Without altering anything, output the material below.

Material for this exercise:
-- BEGIN --

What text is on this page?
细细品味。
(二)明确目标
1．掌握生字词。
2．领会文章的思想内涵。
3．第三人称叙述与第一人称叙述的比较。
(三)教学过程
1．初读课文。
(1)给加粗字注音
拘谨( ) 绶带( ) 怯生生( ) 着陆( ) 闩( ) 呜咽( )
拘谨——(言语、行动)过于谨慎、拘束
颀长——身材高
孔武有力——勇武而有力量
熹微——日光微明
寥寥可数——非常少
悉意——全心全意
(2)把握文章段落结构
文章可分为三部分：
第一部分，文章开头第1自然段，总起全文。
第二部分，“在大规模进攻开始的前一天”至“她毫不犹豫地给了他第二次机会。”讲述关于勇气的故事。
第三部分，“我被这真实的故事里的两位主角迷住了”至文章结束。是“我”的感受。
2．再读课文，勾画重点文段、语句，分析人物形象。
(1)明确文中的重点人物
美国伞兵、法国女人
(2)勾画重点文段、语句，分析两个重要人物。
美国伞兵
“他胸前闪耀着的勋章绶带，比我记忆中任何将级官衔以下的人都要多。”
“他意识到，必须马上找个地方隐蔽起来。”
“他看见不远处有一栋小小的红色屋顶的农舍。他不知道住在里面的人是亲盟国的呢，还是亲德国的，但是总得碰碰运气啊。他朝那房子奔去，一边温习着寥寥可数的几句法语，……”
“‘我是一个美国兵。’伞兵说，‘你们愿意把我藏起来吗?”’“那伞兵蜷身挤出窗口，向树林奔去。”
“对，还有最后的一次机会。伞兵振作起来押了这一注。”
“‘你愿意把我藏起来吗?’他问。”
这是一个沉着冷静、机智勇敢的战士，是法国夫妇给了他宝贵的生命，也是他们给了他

-- END --

Response to the exercise:
What text is on this page?
细细品味。
(二)明确目标
1．掌握生字词。
2．领会文章的思想内涵。
3．第三人称叙述与第一人称叙述的比较。
(三)教学过程
1．初读课文。
(1)给加粗字注音
拘谨( ) 绶带( ) 怯生生( ) 着陆( ) 闩( ) 呜咽( )
拘谨——(言语、行动)过于谨慎、拘束
颀长——身材高
孔武有力——勇武而有力量
熹微——日光微明
寥寥可数——非常少
悉意——全心全意
(2)把握文章段落结构
文章可分为三部分：
第一部分，文章开头第1自然段，总起全文。
第二部分，“在大规模进攻开始的前一天”至“她毫不犹豫地给了他第二次机会。”讲述关于勇气的故事。
第三部分，“我被这真实的故事里的两位主角迷住了”至文章结束。是“我”的感受。
2．再读课文，勾画重点文段、语句，分析人物形象。
(1)明确文中的重点人物
美国伞兵、法国女人
(2)勾画重点文段、语句，分析两个重要人物。
美国伞兵
“他胸前闪耀着的勋章绶带，比我记忆中任何将级官衔以下的人都要多。”
“他意识到，必须马上找个地方隐蔽起来。”
“他看见不远处有一栋小小的红色屋顶的农舍。他不知道住在里面的人是亲盟国的呢，还是亲德国的，但是总得碰碰运气啊。他朝那房子奔去，一边温习着寥寥可数的几句法语，……”
“‘我是一个美国兵。’伞兵说，‘你们愿意把我藏起来吗?”’“那伞兵蜷身挤出窗口，向树林奔去。”
“对，还有最后的一次机会。伞兵振作起来押了这一注。”
“‘你愿意把我藏起来吗?’他问。”
这是一个沉着冷静、机智勇敢的战士，是法国夫妇给了他宝贵的生命，也是他们给了他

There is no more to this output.